## Directions for this task
Below are the entries; count the lines in them that contain the word "time" and give only the number.

======== Given data ========

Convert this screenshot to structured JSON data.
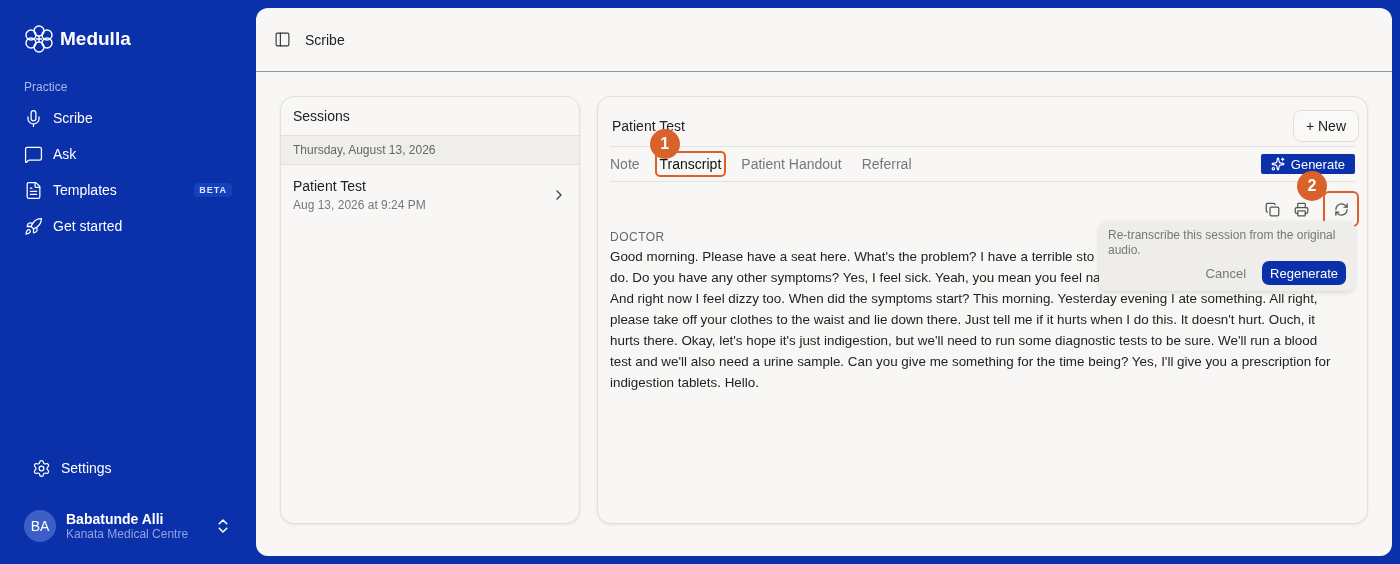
{
  "sidebar": {
    "brand": "Medulla",
    "section": "Practice",
    "items": [
      {
        "label": "Scribe"
      },
      {
        "label": "Ask"
      },
      {
        "label": "Templates",
        "badge": "BETA"
      },
      {
        "label": "Get started"
      }
    ],
    "settings": "Settings",
    "user": {
      "initials": "BA",
      "name": "Babatunde Alli",
      "org": "Kanata Medical Centre"
    }
  },
  "header": {
    "title": "Scribe"
  },
  "sessions": {
    "title": "Sessions",
    "groups": [
      {
        "date": "Thursday, August 13, 2026",
        "items": [
          {
            "name": "Patient Test",
            "time": "Aug 13, 2026 at 9:24 PM"
          }
        ]
      }
    ]
  },
  "detail": {
    "title": "Patient Test",
    "new_button": "+ New",
    "tabs": [
      {
        "label": "Note",
        "selected": false
      },
      {
        "label": "Transcript",
        "selected": true,
        "callout": "1"
      },
      {
        "label": "Patient Handout",
        "selected": false
      },
      {
        "label": "Referral",
        "selected": false
      }
    ],
    "generate_button": "Generate",
    "regenerate_callout": "2",
    "speaker": "DOCTOR",
    "transcript_lines": [
      "Good morning. Please have a seat here. What's the problem? I have a terrible sto",
      "do. Do you have any other symptoms? Yes, I feel sick. Yeah, you mean you feel na",
      "And right now I feel dizzy too. When did the symptoms start? This morning. Yesterday evening I ate something. All right,",
      "please take off your clothes to the waist and lie down there. Just tell me if it hurts when I do this. It doesn't hurt. Ouch, it",
      "hurts there. Okay, let's hope it's just indigestion, but we'll need to run some diagnostic tests to be sure. We'll run a blood",
      "test and we'll also need a urine sample. Can you give me something for the time being? Yes, I'll give you a prescription for",
      "indigestion tablets. Hello."
    ],
    "popover": {
      "text": "Re-transcribe this session from the original audio.",
      "cancel": "Cancel",
      "confirm": "Regenerate"
    }
  }
}
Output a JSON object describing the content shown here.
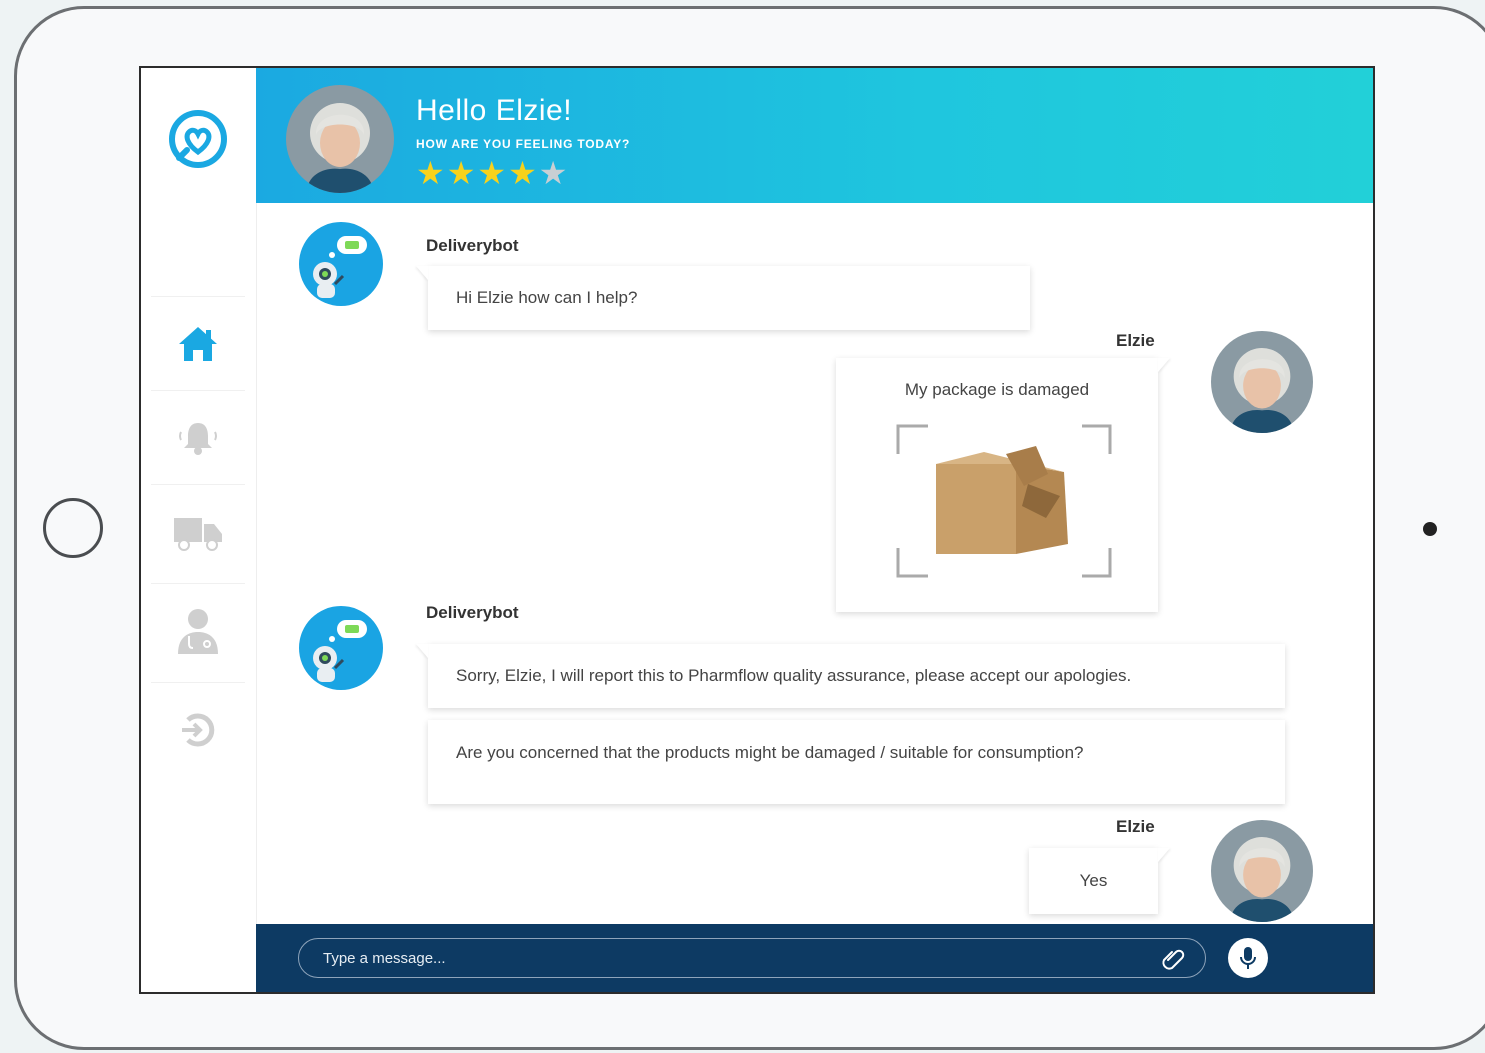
{
  "app": {
    "accent_color": "#1fb6e0",
    "footer_color": "#0d3a63"
  },
  "sidebar": {
    "items": [
      {
        "icon": "home-icon",
        "active": true
      },
      {
        "icon": "bell-icon",
        "active": false
      },
      {
        "icon": "truck-icon",
        "active": false
      },
      {
        "icon": "doctor-icon",
        "active": false
      },
      {
        "icon": "logout-icon",
        "active": false
      }
    ]
  },
  "header": {
    "greeting": "Hello Elzie!",
    "subtitle": "HOW ARE YOU FEELING TODAY?",
    "rating": 4,
    "rating_max": 5
  },
  "messages": [
    {
      "sender": "Deliverybot",
      "text": "Hi Elzie how can I help?"
    },
    {
      "sender": "Elzie",
      "text": "My package is damaged",
      "attachment": "damaged-package-photo"
    },
    {
      "sender": "Deliverybot",
      "text": "Sorry, Elzie, I will report this to Pharmflow quality assurance, please accept our apologies."
    },
    {
      "sender": "Deliverybot",
      "text": "Are you concerned that the products might be damaged / suitable for consumption?"
    },
    {
      "sender": "Elzie",
      "text": "Yes"
    }
  ],
  "composer": {
    "placeholder": "Type a message...",
    "attach_icon": "paperclip-icon",
    "mic_icon": "microphone-icon"
  }
}
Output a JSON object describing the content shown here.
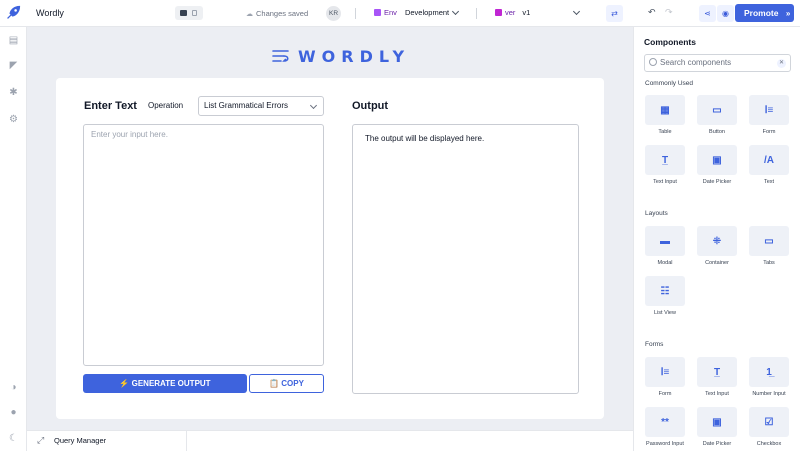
{
  "app": {
    "name": "Wordly"
  },
  "topbar": {
    "status": "Changes saved",
    "avatar_initials": "KR",
    "env_label": "Env",
    "env_value": "Development",
    "ver_label": "ver",
    "ver_value": "v1",
    "promote_label": "Promote"
  },
  "canvas": {
    "brand": "WORDLY",
    "enter_heading": "Enter Text",
    "operation_label": "Operation",
    "operation_value": "List Grammatical Errors",
    "output_heading": "Output",
    "input_placeholder": "Enter your input here.",
    "output_text": "The output will be displayed here.",
    "generate_label": "⚡ GENERATE OUTPUT",
    "copy_label": "📋 COPY"
  },
  "bottombar": {
    "query_manager": "Query Manager"
  },
  "components_panel": {
    "title": "Components",
    "search_placeholder": "Search components",
    "sections": [
      {
        "label": "Commonly Used",
        "items": [
          "Table",
          "Button",
          "Form",
          "Text Input",
          "Date Picker",
          "Text"
        ]
      },
      {
        "label": "Layouts",
        "items": [
          "Modal",
          "Container",
          "Tabs",
          "List View"
        ]
      },
      {
        "label": "Forms",
        "items": [
          "Form",
          "Text Input",
          "Number Input",
          "Password Input",
          "Date Picker",
          "Checkbox"
        ]
      }
    ]
  },
  "colors": {
    "accent": "#3e63dd",
    "canvas_bg": "#eceef3",
    "env_purple": "#6b21a8"
  }
}
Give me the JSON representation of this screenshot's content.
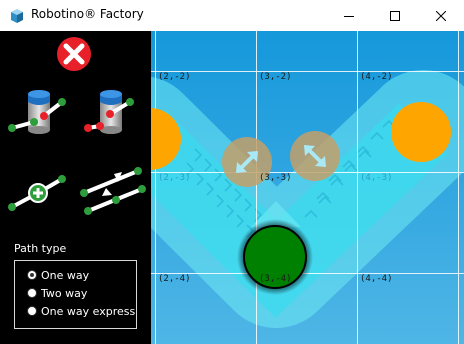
{
  "window": {
    "title": "Robotino® Factory"
  },
  "sidebar": {
    "tools": [
      {
        "icon": "delete-icon"
      },
      {
        "icon": "station-link-icon"
      },
      {
        "icon": "station-unlink-icon"
      },
      {
        "icon": "add-path-icon"
      },
      {
        "icon": "multi-path-icon"
      }
    ],
    "path_type": {
      "label": "Path type",
      "options": [
        {
          "label": "One way",
          "checked": true
        },
        {
          "label": "Two way",
          "checked": false
        },
        {
          "label": "One way express",
          "checked": false
        }
      ]
    }
  },
  "map": {
    "coords": [
      "(2,-2)",
      "(3,-2)",
      "(4,-2)",
      "(2,-3)",
      "(3,-3)",
      "(4,-3)",
      "(2,-4)",
      "(3,-4)",
      "(4,-4)"
    ],
    "colors": {
      "background": "#1fa0dc",
      "grid": "#ffffff",
      "path": "#4fe6f0",
      "station": "#ffa500",
      "robot": "#008000"
    }
  }
}
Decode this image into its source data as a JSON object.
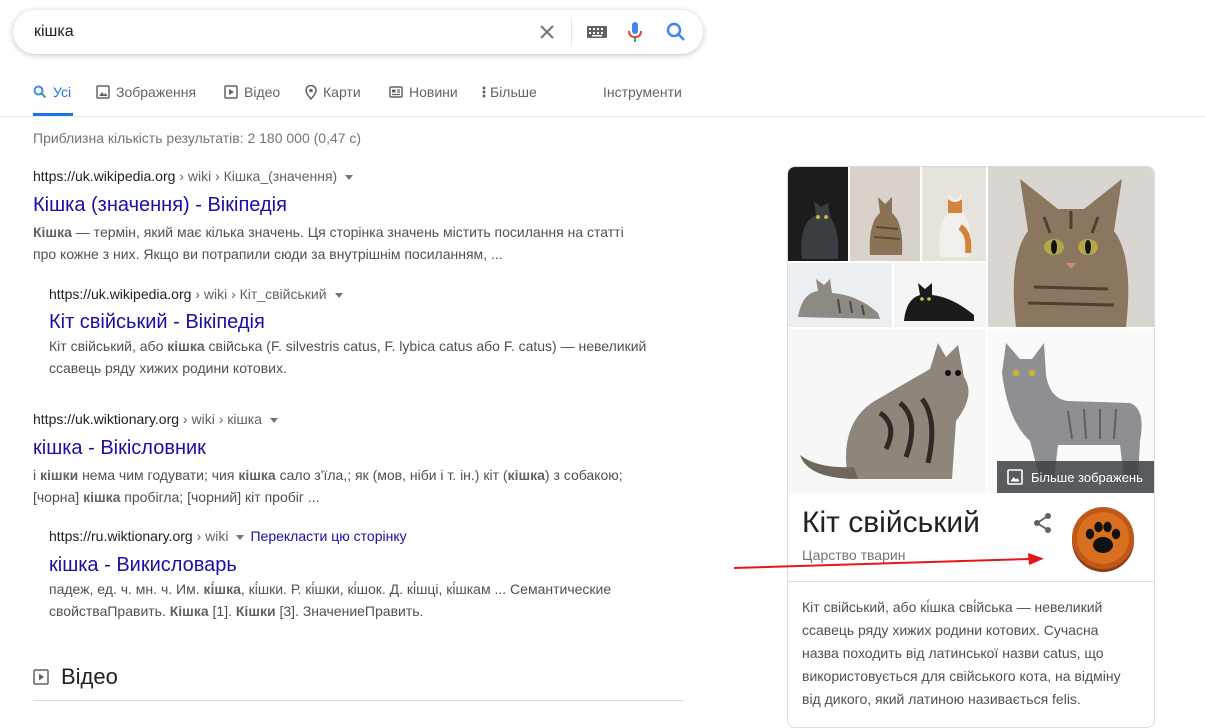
{
  "search": {
    "query": "кішка"
  },
  "tabs": [
    {
      "label": "Усі",
      "active": true
    },
    {
      "label": "Зображення"
    },
    {
      "label": "Відео"
    },
    {
      "label": "Карти"
    },
    {
      "label": "Новини"
    },
    {
      "label": "Більше"
    },
    {
      "label": "Інструменти"
    }
  ],
  "stats": "Приблизна кількість результатів: 2 180 000 (0,47 с)",
  "results": [
    {
      "domain": "https://uk.wikipedia.org",
      "path": " › wiki › Кішка_(значення)",
      "title": "Кішка (значення) - Вікіпедія",
      "snippet": [
        {
          "b": "Кішка"
        },
        {
          "t": " — термін, який має кілька значень. Ця сторінка значень містить посилання на статті про кожне з них. Якщо ви потрапили сюди за внутрішнім посиланням, ..."
        }
      ]
    },
    {
      "domain": "https://uk.wikipedia.org",
      "path": " › wiki › Кіт_свійський",
      "title": "Кіт свійський - Вікіпедія",
      "snippet": [
        {
          "t": "Кіт свійський, або "
        },
        {
          "b": "кішка"
        },
        {
          "t": " свійська (F. silvestris catus, F. lybica catus або F. catus) — невеликий ссавець ряду хижих родини котових."
        }
      ]
    },
    {
      "domain": "https://uk.wiktionary.org",
      "path": " › wiki › кішка",
      "title": "кішка - Вікісловник",
      "snippet": [
        {
          "t": "і "
        },
        {
          "b": "кішки"
        },
        {
          "t": " нема чим годувати; чия "
        },
        {
          "b": "кішка"
        },
        {
          "t": " сало з'їла,; як (мов, ніби і т. ін.) кіт ("
        },
        {
          "b": "кішка"
        },
        {
          "t": ") з собакою; [чорна] "
        },
        {
          "b": "кішка"
        },
        {
          "t": " пробігла; [чорний] кіт пробіг ..."
        }
      ]
    },
    {
      "domain": "https://ru.wiktionary.org",
      "path": " › wiki",
      "translate": "Перекласти цю сторінку",
      "title": "кішка - Викисловарь",
      "snippet": [
        {
          "t": "падеж, ед. ч. мн. ч. Им. "
        },
        {
          "b": "кі́шка"
        },
        {
          "t": ", кі́шки. Р. кі́шки, кі́шок. Д. кі́шці, кі́шкам ... Семантические свойстваПравить. "
        },
        {
          "b": "Кішка"
        },
        {
          "t": " [1]. "
        },
        {
          "b": "Кішки"
        },
        {
          "t": " [3]. ЗначениеПравить."
        }
      ]
    }
  ],
  "video_section": {
    "title": "Відео"
  },
  "knowledge_panel": {
    "more_images": "Більше зображень",
    "title": "Кіт свійський",
    "subtitle": "Царство тварин",
    "description": "Кіт свійський, або кі́шка сві́йська — невеликий ссавець ряду хижих родини котових. Сучасна назва походить від латинської назви catus, що використовується для свійського кота, на відміну від дикого, який латиною називається felis."
  },
  "colors": {
    "link": "#1a0dab",
    "accent": "#1a73e8",
    "annotation_arrow": "#e8141b",
    "paw_badge": "#c1581a"
  }
}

========

## Solution to the exercise
2